> _WHAT TO PRODUCE_: Please say how many lines of the listing hold "name", with no other words in the answer.

Rows from a figure dataset
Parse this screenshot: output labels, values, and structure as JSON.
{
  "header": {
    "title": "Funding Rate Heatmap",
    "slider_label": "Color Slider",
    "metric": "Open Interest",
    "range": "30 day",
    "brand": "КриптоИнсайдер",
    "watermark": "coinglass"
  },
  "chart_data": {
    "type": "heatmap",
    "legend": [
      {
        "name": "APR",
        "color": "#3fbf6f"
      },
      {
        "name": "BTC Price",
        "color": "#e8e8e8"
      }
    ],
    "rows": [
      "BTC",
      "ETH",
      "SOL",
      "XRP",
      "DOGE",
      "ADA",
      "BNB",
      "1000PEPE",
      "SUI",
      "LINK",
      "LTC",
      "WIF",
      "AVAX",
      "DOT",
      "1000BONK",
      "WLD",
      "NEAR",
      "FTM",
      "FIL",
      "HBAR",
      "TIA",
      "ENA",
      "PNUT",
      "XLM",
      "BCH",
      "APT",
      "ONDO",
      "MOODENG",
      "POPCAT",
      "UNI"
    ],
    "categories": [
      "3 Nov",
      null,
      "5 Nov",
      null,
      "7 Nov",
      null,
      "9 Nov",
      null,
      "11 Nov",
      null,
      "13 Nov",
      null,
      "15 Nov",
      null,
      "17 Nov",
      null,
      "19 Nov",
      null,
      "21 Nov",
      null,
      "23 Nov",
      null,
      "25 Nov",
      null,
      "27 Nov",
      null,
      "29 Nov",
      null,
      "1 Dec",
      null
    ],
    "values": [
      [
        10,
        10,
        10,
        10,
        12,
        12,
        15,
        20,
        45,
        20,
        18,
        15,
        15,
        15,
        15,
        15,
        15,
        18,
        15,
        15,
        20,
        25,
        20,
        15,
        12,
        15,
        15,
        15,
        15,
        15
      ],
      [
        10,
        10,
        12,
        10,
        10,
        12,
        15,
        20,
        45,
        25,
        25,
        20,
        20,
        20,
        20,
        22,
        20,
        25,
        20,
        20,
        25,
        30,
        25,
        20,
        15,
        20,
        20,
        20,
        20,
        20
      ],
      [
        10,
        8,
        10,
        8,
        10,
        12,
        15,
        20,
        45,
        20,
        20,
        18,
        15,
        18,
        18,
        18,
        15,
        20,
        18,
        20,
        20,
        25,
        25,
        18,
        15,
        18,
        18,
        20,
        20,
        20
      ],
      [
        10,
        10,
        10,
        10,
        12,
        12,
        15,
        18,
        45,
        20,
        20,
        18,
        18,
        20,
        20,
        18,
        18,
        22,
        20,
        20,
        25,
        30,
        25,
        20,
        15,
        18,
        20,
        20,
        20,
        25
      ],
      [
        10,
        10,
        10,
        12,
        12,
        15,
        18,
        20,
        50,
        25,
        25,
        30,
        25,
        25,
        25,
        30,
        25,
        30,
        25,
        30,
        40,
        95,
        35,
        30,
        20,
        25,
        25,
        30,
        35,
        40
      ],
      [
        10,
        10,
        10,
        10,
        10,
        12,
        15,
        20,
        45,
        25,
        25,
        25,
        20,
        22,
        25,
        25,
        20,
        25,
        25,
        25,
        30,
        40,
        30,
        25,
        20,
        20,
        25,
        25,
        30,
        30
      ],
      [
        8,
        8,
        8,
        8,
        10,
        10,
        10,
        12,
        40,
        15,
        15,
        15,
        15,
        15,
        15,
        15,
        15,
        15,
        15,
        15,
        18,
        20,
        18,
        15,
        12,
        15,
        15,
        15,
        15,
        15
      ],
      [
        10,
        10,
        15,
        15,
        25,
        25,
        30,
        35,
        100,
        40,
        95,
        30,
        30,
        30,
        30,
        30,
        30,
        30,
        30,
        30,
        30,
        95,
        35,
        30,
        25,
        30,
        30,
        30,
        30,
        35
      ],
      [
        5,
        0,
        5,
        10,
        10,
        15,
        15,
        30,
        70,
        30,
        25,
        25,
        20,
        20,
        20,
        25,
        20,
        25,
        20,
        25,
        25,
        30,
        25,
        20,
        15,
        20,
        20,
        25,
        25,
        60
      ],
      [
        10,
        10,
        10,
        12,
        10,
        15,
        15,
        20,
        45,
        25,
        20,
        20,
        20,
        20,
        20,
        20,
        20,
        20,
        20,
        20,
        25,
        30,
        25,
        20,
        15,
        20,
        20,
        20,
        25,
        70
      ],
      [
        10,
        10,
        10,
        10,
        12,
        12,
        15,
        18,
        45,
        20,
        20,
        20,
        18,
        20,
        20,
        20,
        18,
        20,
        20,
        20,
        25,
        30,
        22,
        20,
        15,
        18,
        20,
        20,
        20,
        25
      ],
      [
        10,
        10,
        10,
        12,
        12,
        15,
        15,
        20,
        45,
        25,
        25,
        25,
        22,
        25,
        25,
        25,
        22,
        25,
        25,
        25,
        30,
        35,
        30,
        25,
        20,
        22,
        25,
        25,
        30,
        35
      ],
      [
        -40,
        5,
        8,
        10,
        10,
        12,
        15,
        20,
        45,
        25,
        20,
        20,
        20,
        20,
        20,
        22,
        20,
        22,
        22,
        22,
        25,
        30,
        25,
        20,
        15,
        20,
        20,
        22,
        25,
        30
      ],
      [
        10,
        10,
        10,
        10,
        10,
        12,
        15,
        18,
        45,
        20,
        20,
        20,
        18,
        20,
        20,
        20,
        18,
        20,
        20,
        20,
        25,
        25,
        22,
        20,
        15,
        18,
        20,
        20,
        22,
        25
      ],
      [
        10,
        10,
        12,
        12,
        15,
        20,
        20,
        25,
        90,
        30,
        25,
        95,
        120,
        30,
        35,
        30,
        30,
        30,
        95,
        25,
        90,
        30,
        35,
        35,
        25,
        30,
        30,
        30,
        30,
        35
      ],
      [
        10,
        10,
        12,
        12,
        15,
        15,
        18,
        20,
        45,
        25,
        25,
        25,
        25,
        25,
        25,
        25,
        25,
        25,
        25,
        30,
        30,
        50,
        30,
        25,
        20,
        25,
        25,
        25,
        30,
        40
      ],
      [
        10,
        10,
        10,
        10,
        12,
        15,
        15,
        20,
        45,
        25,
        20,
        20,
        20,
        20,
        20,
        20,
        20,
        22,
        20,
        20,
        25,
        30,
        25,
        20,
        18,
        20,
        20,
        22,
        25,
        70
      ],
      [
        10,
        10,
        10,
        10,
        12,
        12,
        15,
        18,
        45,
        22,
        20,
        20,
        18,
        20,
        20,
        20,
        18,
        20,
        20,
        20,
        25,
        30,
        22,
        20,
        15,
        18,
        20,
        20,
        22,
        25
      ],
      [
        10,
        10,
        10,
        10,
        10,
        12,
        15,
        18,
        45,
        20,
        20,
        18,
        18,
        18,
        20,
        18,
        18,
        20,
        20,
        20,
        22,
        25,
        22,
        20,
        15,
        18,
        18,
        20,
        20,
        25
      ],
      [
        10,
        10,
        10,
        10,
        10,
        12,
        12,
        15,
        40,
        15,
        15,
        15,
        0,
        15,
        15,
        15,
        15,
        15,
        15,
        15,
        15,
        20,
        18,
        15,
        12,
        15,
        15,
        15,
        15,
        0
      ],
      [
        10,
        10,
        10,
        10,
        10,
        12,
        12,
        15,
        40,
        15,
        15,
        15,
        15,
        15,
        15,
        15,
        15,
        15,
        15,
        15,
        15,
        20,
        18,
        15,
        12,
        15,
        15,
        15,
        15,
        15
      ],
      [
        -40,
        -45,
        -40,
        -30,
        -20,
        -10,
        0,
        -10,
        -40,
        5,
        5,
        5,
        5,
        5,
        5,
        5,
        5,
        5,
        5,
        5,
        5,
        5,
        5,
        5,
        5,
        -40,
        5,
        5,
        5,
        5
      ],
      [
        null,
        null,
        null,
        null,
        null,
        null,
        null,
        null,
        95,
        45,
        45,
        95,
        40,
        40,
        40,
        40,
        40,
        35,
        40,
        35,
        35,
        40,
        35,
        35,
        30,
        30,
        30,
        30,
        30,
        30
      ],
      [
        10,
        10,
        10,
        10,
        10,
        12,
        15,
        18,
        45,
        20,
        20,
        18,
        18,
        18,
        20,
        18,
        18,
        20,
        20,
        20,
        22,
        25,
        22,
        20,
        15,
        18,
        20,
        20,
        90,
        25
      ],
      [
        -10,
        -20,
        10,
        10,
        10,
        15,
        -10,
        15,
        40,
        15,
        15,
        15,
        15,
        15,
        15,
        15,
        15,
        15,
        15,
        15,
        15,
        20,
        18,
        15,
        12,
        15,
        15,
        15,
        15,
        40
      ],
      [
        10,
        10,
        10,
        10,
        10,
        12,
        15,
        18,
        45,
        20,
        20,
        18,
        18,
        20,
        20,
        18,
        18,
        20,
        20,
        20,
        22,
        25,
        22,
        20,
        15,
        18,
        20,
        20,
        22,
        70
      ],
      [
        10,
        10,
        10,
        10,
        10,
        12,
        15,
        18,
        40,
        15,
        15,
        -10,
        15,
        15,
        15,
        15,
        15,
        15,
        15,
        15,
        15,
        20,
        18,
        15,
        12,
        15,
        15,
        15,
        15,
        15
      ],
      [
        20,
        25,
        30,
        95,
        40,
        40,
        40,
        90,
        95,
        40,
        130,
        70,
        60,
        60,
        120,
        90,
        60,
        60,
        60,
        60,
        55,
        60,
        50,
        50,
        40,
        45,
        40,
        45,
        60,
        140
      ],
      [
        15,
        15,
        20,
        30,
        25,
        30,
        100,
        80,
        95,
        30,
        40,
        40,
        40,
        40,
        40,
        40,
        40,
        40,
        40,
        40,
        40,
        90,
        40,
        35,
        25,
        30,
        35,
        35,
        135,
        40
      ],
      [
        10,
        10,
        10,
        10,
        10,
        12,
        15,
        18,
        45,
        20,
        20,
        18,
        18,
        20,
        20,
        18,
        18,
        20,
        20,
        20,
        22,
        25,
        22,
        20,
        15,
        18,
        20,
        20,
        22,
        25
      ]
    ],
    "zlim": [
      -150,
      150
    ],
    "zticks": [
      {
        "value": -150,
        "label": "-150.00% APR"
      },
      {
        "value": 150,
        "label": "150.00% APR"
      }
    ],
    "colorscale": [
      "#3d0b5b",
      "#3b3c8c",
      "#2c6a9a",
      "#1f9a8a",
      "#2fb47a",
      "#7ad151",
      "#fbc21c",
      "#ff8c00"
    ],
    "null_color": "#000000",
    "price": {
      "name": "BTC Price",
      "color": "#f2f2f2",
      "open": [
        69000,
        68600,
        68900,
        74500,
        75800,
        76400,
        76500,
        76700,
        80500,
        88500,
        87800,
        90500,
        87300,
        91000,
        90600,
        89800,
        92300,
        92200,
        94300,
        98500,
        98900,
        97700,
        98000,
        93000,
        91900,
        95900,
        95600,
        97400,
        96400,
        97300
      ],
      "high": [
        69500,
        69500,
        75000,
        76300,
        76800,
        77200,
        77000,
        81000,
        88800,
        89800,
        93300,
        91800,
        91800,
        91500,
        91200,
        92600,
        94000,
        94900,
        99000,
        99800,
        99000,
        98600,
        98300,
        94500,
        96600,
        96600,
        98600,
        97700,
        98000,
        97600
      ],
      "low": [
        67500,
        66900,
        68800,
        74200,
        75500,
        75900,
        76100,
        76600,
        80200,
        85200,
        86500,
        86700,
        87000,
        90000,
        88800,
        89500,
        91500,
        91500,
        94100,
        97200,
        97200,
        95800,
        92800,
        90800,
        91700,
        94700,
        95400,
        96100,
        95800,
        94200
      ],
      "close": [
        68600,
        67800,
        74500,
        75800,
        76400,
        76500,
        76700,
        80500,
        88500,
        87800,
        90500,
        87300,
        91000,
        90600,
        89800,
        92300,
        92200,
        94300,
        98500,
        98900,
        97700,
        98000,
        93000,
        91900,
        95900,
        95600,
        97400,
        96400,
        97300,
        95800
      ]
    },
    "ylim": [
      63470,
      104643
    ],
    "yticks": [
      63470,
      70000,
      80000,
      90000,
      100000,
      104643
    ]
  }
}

> _OUTPUT FOR THIS TASK_: 3